▶ _Direction_:
Restate the full listing word for word and leave the pictures out.

▶ _Stored records_:
—————

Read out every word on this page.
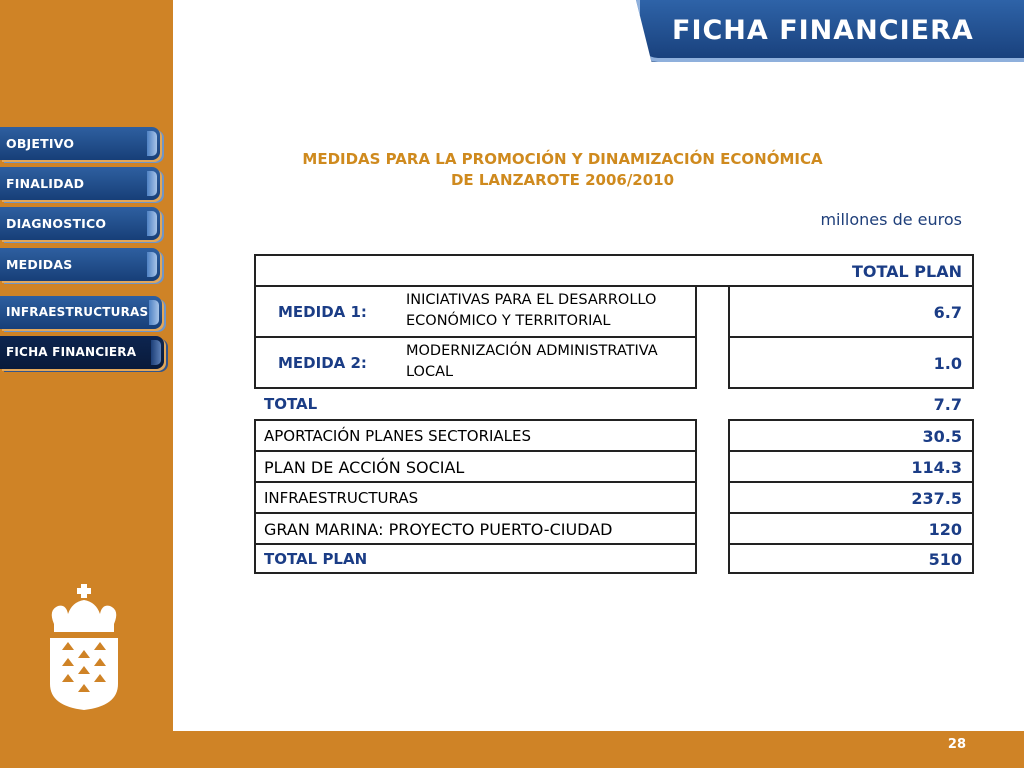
OBJETIVO
FINALIDAD
DIAGNOSTICO
MEDIDAS
INFRAESTRUCTURAS
FICHA FINANCIERA
FICHA FINANCIERA
MEDIDAS PARA LA PROMOCIÓN Y DINAMIZACIÓN ECONÓMICA
DE LANZAROTE 2006/2010
millones de euros
TOTAL PLAN
MEDIDA 1:
INICIATIVAS PARA EL DESARROLLO
ECONÓMICO Y TERRITORIAL
MEDIDA 2:
MODERNIZACIÓN ADMINISTRATIVA
LOCAL
6.7
1.0
TOTAL	7.7
APORTACIÓN PLANES SECTORIALES
PLAN DE ACCIÓN SOCIAL
INFRAESTRUCTURAS
GRAN MARINA: PROYECTO PUERTO-CIUDAD
TOTAL PLAN
30.5
114.3
237.5
120
510
28
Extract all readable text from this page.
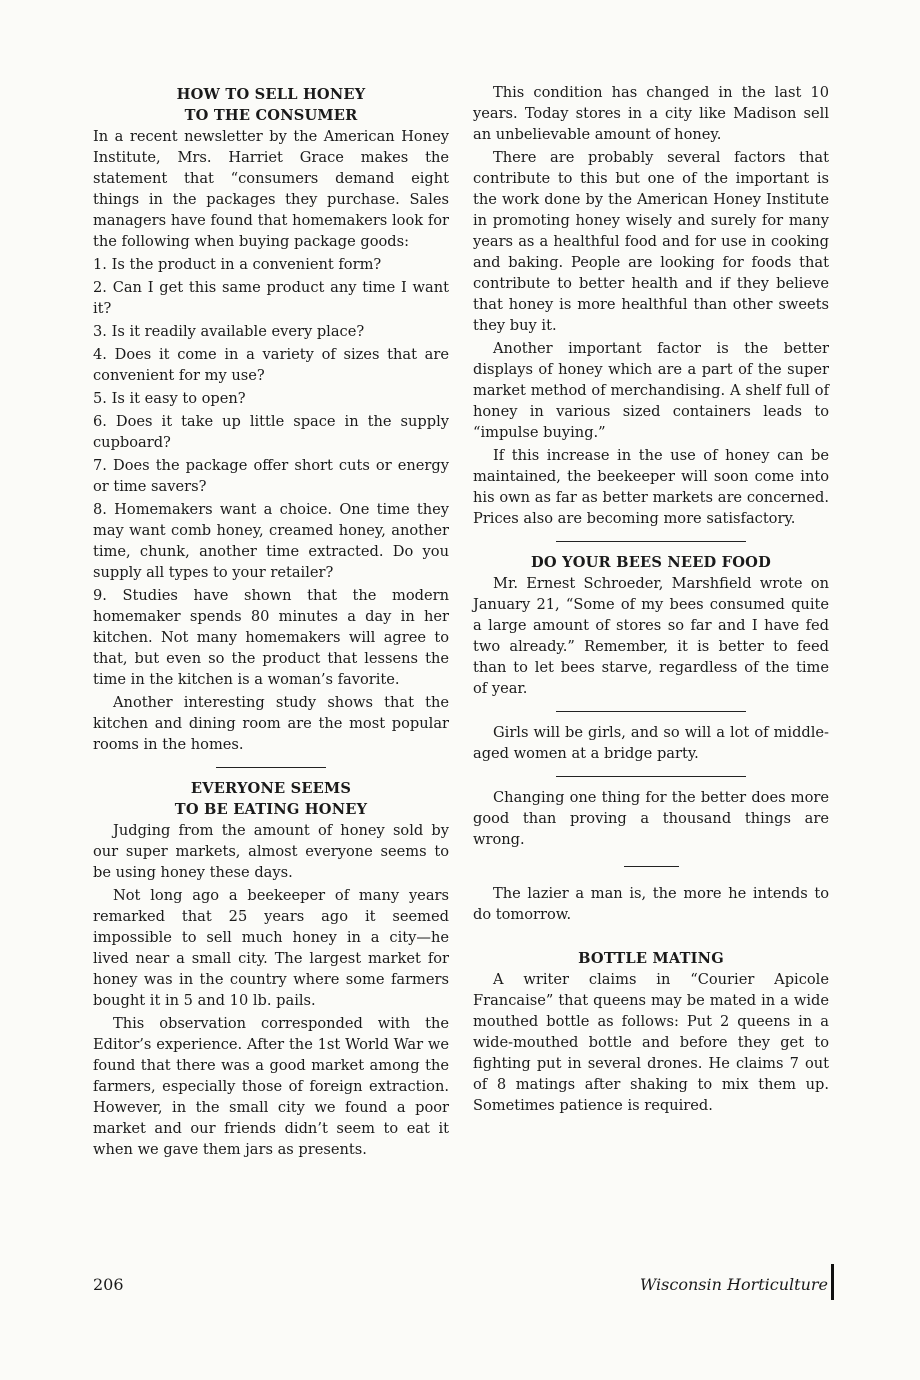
HOW TO SELL HONEY
TO THE CONSUMER

In a recent newsletter by the American Honey Institute, Mrs. Harriet Grace makes the statement that “consumers demand eight things in the packages they purchase. Sales managers have found that homemakers look for the following when buying package goods:

1. Is the product in a convenient form?

2. Can I get this same product any time I want it?

3. Is it readily available every place?

4. Does it come in a variety of sizes that are convenient for my use?

5. Is it easy to open?

6. Does it take up little space in the supply cupboard?

7. Does the package offer short cuts or energy or time savers?

8. Homemakers want a choice. One time they may want comb honey, creamed honey, another time, chunk, another time extracted. Do you supply all types to your retailer?

9. Studies have shown that the modern homemaker spends 80 minutes a day in her kitchen. Not many homemakers will agree to that, but even so the product that lessens the time in the kitchen is a woman’s favorite.

Another interesting study shows that the kitchen and dining room are the most popular rooms in the homes.

EVERYONE SEEMS
TO BE EATING HONEY

Judging from the amount of honey sold by our super markets, almost everyone seems to be using honey these days.

Not long ago a beekeeper of many years remarked that 25 years ago it seemed impossible to sell much honey in a city—he lived near a small city. The largest market for honey was in the country where some farmers bought it in 5 and 10 lb. pails.

This observation corresponded with the Editor’s experience. After the 1st World War we found that there was a good market among the farmers, especially those of foreign extraction. However, in the small city we found a poor market and our friends didn’t seem to eat it when we gave them jars as presents.

This condition has changed in the last 10 years. Today stores in a city like Madison sell an unbelievable amount of honey.

There are probably several factors that contribute to this but one of the important is the work done by the American Honey Institute in promoting honey wisely and surely for many years as a healthful food and for use in cooking and baking. People are looking for foods that contribute to better health and if they believe that honey is more healthful than other sweets they buy it.

Another important factor is the better displays of honey which are a part of the super market method of merchandising. A shelf full of honey in various sized containers leads to “impulse buying.”

If this increase in the use of honey can be maintained, the beekeeper will soon come into his own as far as better markets are concerned. Prices also are becoming more satisfactory.

DO YOUR BEES NEED FOOD

Mr. Ernest Schroeder, Marshfield wrote on January 21, “Some of my bees consumed quite a large amount of stores so far and I have fed two already.” Remember, it is better to feed than to let bees starve, regardless of the time of year.

Girls will be girls, and so will a lot of middle-aged women at a bridge party.

Changing one thing for the better does more good than proving a thousand things are wrong.

The lazier a man is, the more he intends to do tomorrow.

BOTTLE MATING

A writer claims in “Courier Apicole Francaise” that queens may be mated in a wide mouthed bottle as follows: Put 2 queens in a wide-mouthed bottle and before they get to fighting put in several drones. He claims 7 out of 8 matings after shaking to mix them up. Sometimes patience is required.

206	Wisconsin Horticulture
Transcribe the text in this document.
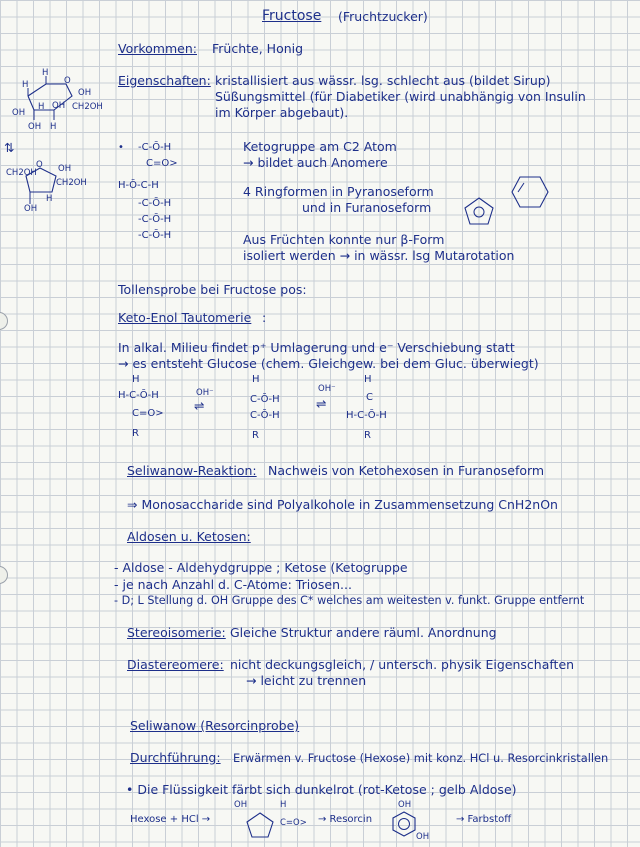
Fructose (Fruchtzucker)
Vorkommen: Früchte, Honig
Eigenschaften: kristallisiert aus wässr. lsg. schlecht aus (bildet Sirup)
Süßungsmittel (für Diabetiker (wird unabhängig von Insulin
im Körper abgebaut).
H
O
OH
H
OH CH2OH
OH
H
OH H
⇅
CH2OH
O OH
CH2OH
OH
H
• -C-Ō-H
C=O>
H-Ō-C-H
-C-Ō-H
-C-Ō-H
-C-Ō-H
Ketogruppe am C2 Atom
→ bildet auch Anomere
4 Ringformen in Pyranoseform
und in Furanoseform
Aus Früchten konnte nur β-Form
isoliert werden → in wässr. lsg Mutarotation
Tollensprobe bei Fructose pos:
Keto-Enol Tautomerie :
In alkal. Milieu findet p⁺ Umlagerung und e⁻ Verschiebung statt
→ es entsteht Glucose (chem. Gleichgew. bei dem Gluc. überwiegt)
H
H-C-Ō-H
C=O>
R
OH⁻
⇌
H
C-Ō-H
C-Ō-H
R
OH⁻
⇌
H
C
H-C-Ō-H
R
Seliwanow-Reaktion: Nachweis von Ketohexosen in Furanoseform
⇒ Monosaccharide sind Polyalkohole in Zusammensetzung CnH2nOn
Aldosen u. Ketosen:
- Aldose - Aldehydgruppe ; Ketose (Ketogruppe
- je nach Anzahl d. C-Atome: Triosen...
- D; L Stellung d. OH Gruppe des C* welches am weitesten v. funkt. Gruppe entfernt
Stereoisomerie: Gleiche Struktur andere räuml. Anordnung
Diastereomere: nicht deckungsgleich, / untersch. physik Eigenschaften
→ leicht zu trennen
Seliwanow (Resorcinprobe)
Durchführung: Erwärmen v. Fructose (Hexose) mit konz. HCl u. Resorcinkristallen
• Die Flüssigkeit färbt sich dunkelrot (rot-Ketose ; gelb Aldose)
Hexose + HCl →
OH	H
C=O> → Resorcin
OH
OH
→ Farbstoff
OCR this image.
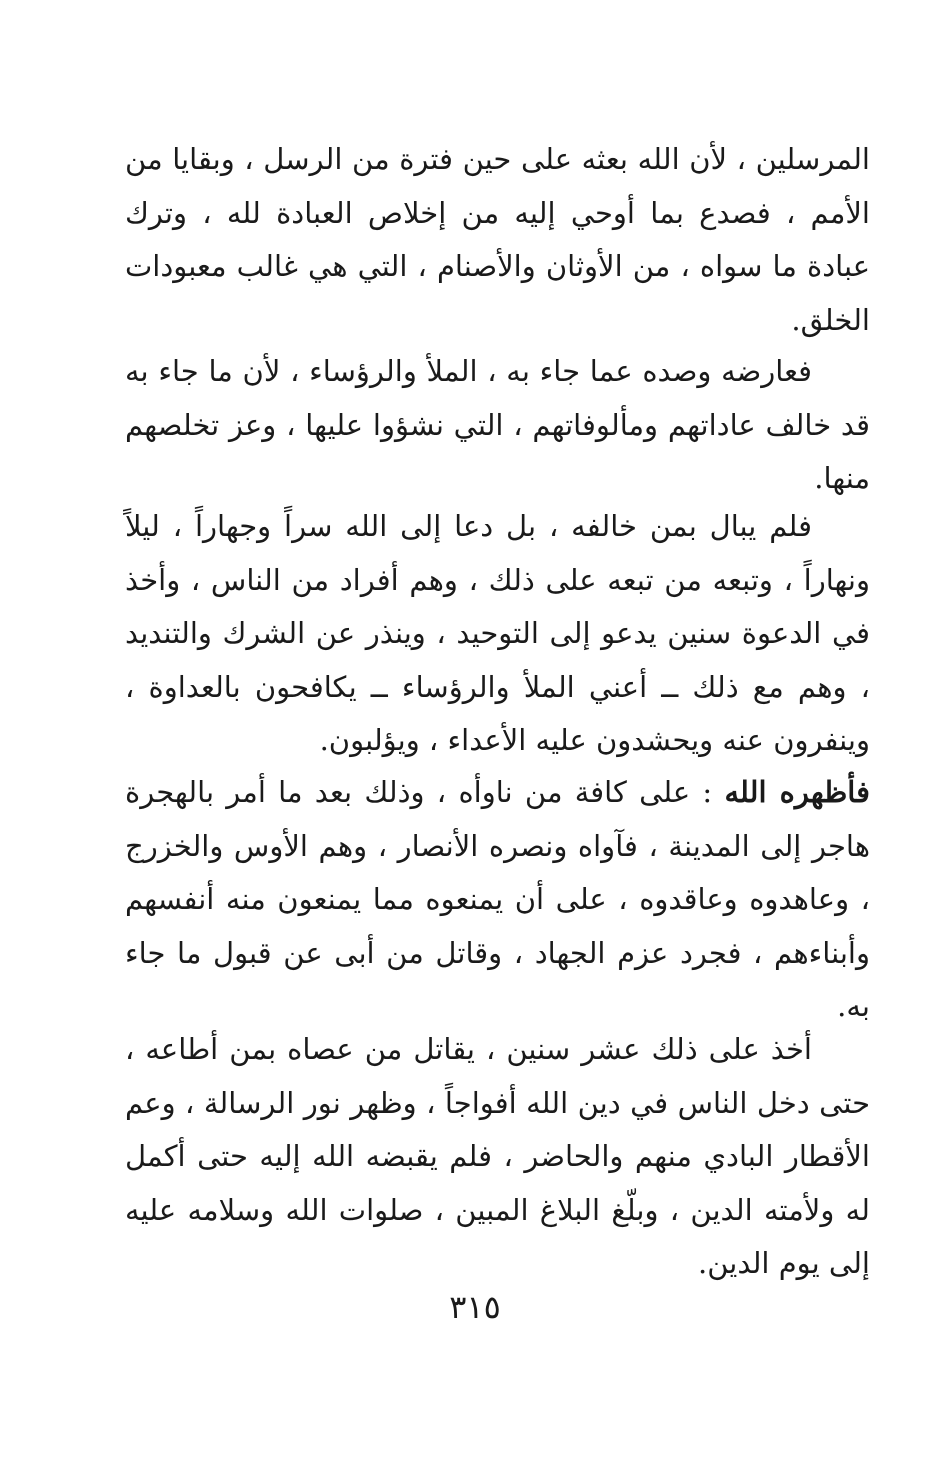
المرسلين ، لأن الله بعثه على حين فترة من الرسل ، وبقايا من الأمم ، فصدع بما أوحي إليه من إخلاص العبادة لله ، وترك عبادة ما سواه ، من الأوثان والأصنام ، التي هي غالب معبودات الخلق.

فعارضه وصده عما جاء به ، الملأ والرؤساء ، لأن ما جاء به قد خالف عاداتهم ومألوفاتهم ، التي نشؤوا عليها ، وعز تخلصهم منها.

فلم يبال بمن خالفه ، بل دعا إلى الله سراً وجهاراً ، ليلاً ونهاراً ، وتبعه من تبعه على ذلك ، وهم أفراد من الناس ، وأخذ في الدعوة سنين يدعو إلى التوحيد ، وينذر عن الشرك والتنديد ، وهم مع ذلك ــ أعني الملأ والرؤساء ــ يكافحون بالعداوة ، وينفرون عنه ويحشدون عليه الأعداء ، ويؤلبون.

فأظهره الله : على كافة من ناوأه ، وذلك بعد ما أمر بالهجرة هاجر إلى المدينة ، فآواه ونصره الأنصار ، وهم الأوس والخزرج ، وعاهدوه وعاقدوه ، على أن يمنعوه مما يمنعون منه أنفسهم وأبناءهم ، فجرد عزم الجهاد ، وقاتل من أبى عن قبول ما جاء به.

أخذ على ذلك عشر سنين ، يقاتل من عصاه بمن أطاعه ، حتى دخل الناس في دين الله أفواجاً ، وظهر نور الرسالة ، وعم الأقطار البادي منهم والحاضر ، فلم يقبضه الله إليه حتى أكمل له ولأمته الدين ، وبلّغ البلاغ المبين ، صلوات الله وسلامه عليه إلى يوم الدين.

٣١٥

—————

▶ _The solution_:
Read out every word on this page.
OBJETIVO
FINALIDAD
DIAGNOSTICO
MEDIDAS
INFRAESTRUCTURAS
FICHA FINANCIERA
FICHA FINANCIERA
MEDIDAS PARA LA PROMOCIÓN Y DINAMIZACIÓN ECONÓMICA
DE LANZAROTE 2006/2010
millones de euros
TOTAL PLAN
MEDIDA 1:
INICIATIVAS PARA EL DESARROLLO
ECONÓMICO Y TERRITORIAL
MEDIDA 2:
MODERNIZACIÓN ADMINISTRATIVA
LOCAL
6.7
1.0
TOTAL	7.7
APORTACIÓN PLANES SECTORIALES
PLAN DE ACCIÓN SOCIAL
INFRAESTRUCTURAS
GRAN MARINA: PROYECTO PUERTO-CIUDAD
TOTAL PLAN
30.5
114.3
237.5
120
510
28
Extract all readable text from this page.
HOW TO SELL HONEY
TO THE CONSUMER

In a recent newsletter by the American Honey Institute, Mrs. Harriet Grace makes the statement that “consumers demand eight things in the packages they purchase. Sales managers have found that homemakers look for the following when buying package goods:

1. Is the product in a convenient form?

2. Can I get this same product any time I want it?

3. Is it readily available every place?

4. Does it come in a variety of sizes that are convenient for my use?

5. Is it easy to open?

6. Does it take up little space in the supply cupboard?

7. Does the package offer short cuts or energy or time savers?

8. Homemakers want a choice. One time they may want comb honey, creamed honey, another time, chunk, another time extracted. Do you supply all types to your retailer?

9. Studies have shown that the modern homemaker spends 80 minutes a day in her kitchen. Not many homemakers will agree to that, but even so the product that lessens the time in the kitchen is a woman’s favorite.

Another interesting study shows that the kitchen and dining room are the most popular rooms in the homes.

EVERYONE SEEMS
TO BE EATING HONEY

Judging from the amount of honey sold by our super markets, almost everyone seems to be using honey these days.

Not long ago a beekeeper of many years remarked that 25 years ago it seemed impossible to sell much honey in a city—he lived near a small city. The largest market for honey was in the country where some farmers bought it in 5 and 10 lb. pails.

This observation corresponded with the Editor’s experience. After the 1st World War we found that there was a good market among the farmers, especially those of foreign extraction. However, in the small city we found a poor market and our friends didn’t seem to eat it when we gave them jars as presents.

This condition has changed in the last 10 years. Today stores in a city like Madison sell an unbelievable amount of honey.

There are probably several factors that contribute to this but one of the important is the work done by the American Honey Institute in promoting honey wisely and surely for many years as a healthful food and for use in cooking and baking. People are looking for foods that contribute to better health and if they believe that honey is more healthful than other sweets they buy it.

Another important factor is the better displays of honey which are a part of the super market method of merchandising. A shelf full of honey in various sized containers leads to “impulse buying.”

If this increase in the use of honey can be maintained, the beekeeper will soon come into his own as far as better markets are concerned. Prices also are becoming more satisfactory.

DO YOUR BEES NEED FOOD

Mr. Ernest Schroeder, Marshfield wrote on January 21, “Some of my bees consumed quite a large amount of stores so far and I have fed two already.” Remember, it is better to feed than to let bees starve, regardless of the time of year.

Girls will be girls, and so will a lot of middle-aged women at a bridge party.

Changing one thing for the better does more good than proving a thousand things are wrong.

The lazier a man is, the more he intends to do tomorrow.

BOTTLE MATING

A writer claims in “Courier Apicole Francaise” that queens may be mated in a wide mouthed bottle as follows: Put 2 queens in a wide-mouthed bottle and before they get to fighting put in several drones. He claims 7 out of 8 matings after shaking to mix them up. Sometimes patience is required.

206	Wisconsin Horticulture
Transcribe the text in this document.
Fructose (Fruchtzucker)
Vorkommen: Früchte, Honig
Eigenschaften: kristallisiert aus wässr. lsg. schlecht aus (bildet Sirup)
Süßungsmittel (für Diabetiker (wird unabhängig von Insulin
im Körper abgebaut).
H
O
OH
H
OH CH2OH
OH
H
OH H
⇅
CH2OH
O OH
CH2OH
OH
H
• -C-Ō-H
C=O>
H-Ō-C-H
-C-Ō-H
-C-Ō-H
-C-Ō-H
Ketogruppe am C2 Atom
→ bildet auch Anomere
4 Ringformen in Pyranoseform
und in Furanoseform
Aus Früchten konnte nur β-Form
isoliert werden → in wässr. lsg Mutarotation
Tollensprobe bei Fructose pos:
Keto-Enol Tautomerie :
In alkal. Milieu findet p⁺ Umlagerung und e⁻ Verschiebung statt
→ es entsteht Glucose (chem. Gleichgew. bei dem Gluc. überwiegt)
H
H-C-Ō-H
C=O>
R
OH⁻
⇌
H
C-Ō-H
C-Ō-H
R
OH⁻
⇌
H
C
H-C-Ō-H
R
Seliwanow-Reaktion: Nachweis von Ketohexosen in Furanoseform
⇒ Monosaccharide sind Polyalkohole in Zusammensetzung CnH2nOn
Aldosen u. Ketosen:
- Aldose - Aldehydgruppe ; Ketose (Ketogruppe
- je nach Anzahl d. C-Atome: Triosen...
- D; L Stellung d. OH Gruppe des C* welches am weitesten v. funkt. Gruppe entfernt
Stereoisomerie: Gleiche Struktur andere räuml. Anordnung
Diastereomere: nicht deckungsgleich, / untersch. physik Eigenschaften
→ leicht zu trennen
Seliwanow (Resorcinprobe)
Durchführung: Erwärmen v. Fructose (Hexose) mit konz. HCl u. Resorcinkristallen
• Die Flüssigkeit färbt sich dunkelrot (rot-Ketose ; gelb Aldose)
Hexose + HCl →
OH	H
C=O> → Resorcin
OH
OH
→ Farbstoff
OCR this image.
المرسلين ، لأن الله بعثه على حين فترة من الرسل ، وبقايا من الأمم ، فصدع بما أوحي إليه من إخلاص العبادة لله ، وترك عبادة ما سواه ، من الأوثان والأصنام ، التي هي غالب معبودات الخلق.

فعارضه وصده عما جاء به ، الملأ والرؤساء ، لأن ما جاء به قد خالف عاداتهم ومألوفاتهم ، التي نشؤوا عليها ، وعز تخلصهم منها.

فلم يبال بمن خالفه ، بل دعا إلى الله سراً وجهاراً ، ليلاً ونهاراً ، وتبعه من تبعه على ذلك ، وهم أفراد من الناس ، وأخذ في الدعوة سنين يدعو إلى التوحيد ، وينذر عن الشرك والتنديد ، وهم مع ذلك ــ أعني الملأ والرؤساء ــ يكافحون بالعداوة ، وينفرون عنه ويحشدون عليه الأعداء ، ويؤلبون.

فأظهره الله : على كافة من ناوأه ، وذلك بعد ما أمر بالهجرة هاجر إلى المدينة ، فآواه ونصره الأنصار ، وهم الأوس والخزرج ، وعاهدوه وعاقدوه ، على أن يمنعوه مما يمنعون منه أنفسهم وأبناءهم ، فجرد عزم الجهاد ، وقاتل من أبى عن قبول ما جاء به.

أخذ على ذلك عشر سنين ، يقاتل من عصاه بمن أطاعه ، حتى دخل الناس في دين الله أفواجاً ، وظهر نور الرسالة ، وعم الأقطار البادي منهم والحاضر ، فلم يقبضه الله إليه حتى أكمل له ولأمته الدين ، وبلّغ البلاغ المبين ، صلوات الله وسلامه عليه إلى يوم الدين.

٣١٥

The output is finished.